*EXERCISE OBJECTIVE:* Set out every line bearing the string "name".

◆ ◆ ◆

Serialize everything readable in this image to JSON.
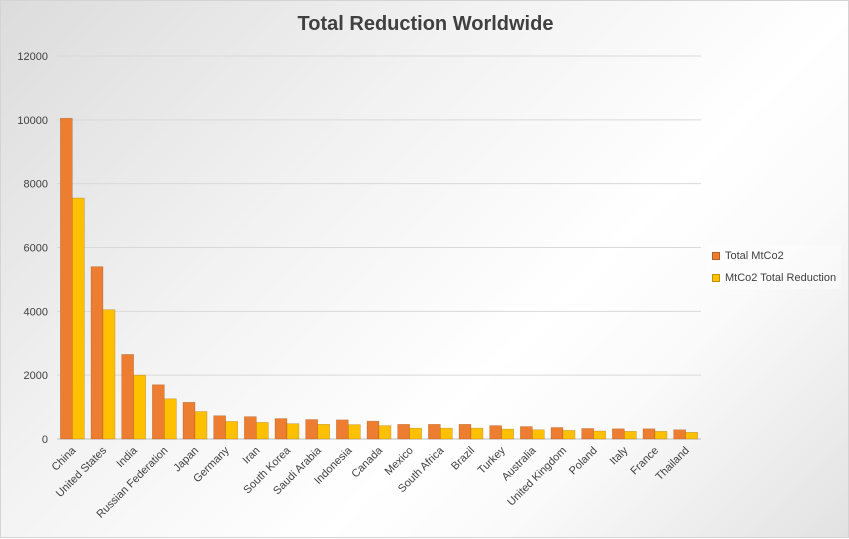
{
  "chart_data": {
    "type": "bar",
    "title": "Total Reduction Worldwide",
    "xlabel": "",
    "ylabel": "",
    "ylim": [
      0,
      12000
    ],
    "yticks": [
      0,
      2000,
      4000,
      6000,
      8000,
      10000,
      12000
    ],
    "grid": true,
    "legend_position": "right",
    "categories": [
      "China",
      "United States",
      "India",
      "Russian Federation",
      "Japan",
      "Germany",
      "Iran",
      "South Korea",
      "Saudi Arabia",
      "Indonesia",
      "Canada",
      "Mexico",
      "South Africa",
      "Brazil",
      "Turkey",
      "Australia",
      "United Kingdom",
      "Poland",
      "Italy",
      "France",
      "Thailand"
    ],
    "series": [
      {
        "name": "Total MtCo2",
        "color": "#ed7d31",
        "values": [
          10050,
          5400,
          2650,
          1700,
          1150,
          730,
          700,
          640,
          610,
          600,
          560,
          460,
          460,
          460,
          420,
          390,
          360,
          330,
          320,
          320,
          290
        ]
      },
      {
        "name": "MtCo2 Total Reduction",
        "color": "#ffc000",
        "values": [
          7550,
          4050,
          2000,
          1260,
          860,
          550,
          520,
          480,
          460,
          450,
          420,
          340,
          340,
          340,
          310,
          290,
          270,
          250,
          240,
          240,
          210
        ]
      }
    ]
  }
}
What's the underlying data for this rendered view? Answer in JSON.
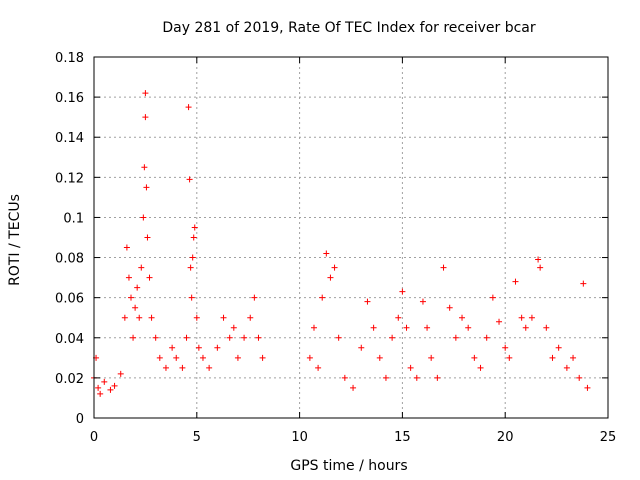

◆ ◆ ◆

*EXERCISE OUTPUT:*
        "name": "Total MtCo2",
        "name": "MtCo2 Total Reduction",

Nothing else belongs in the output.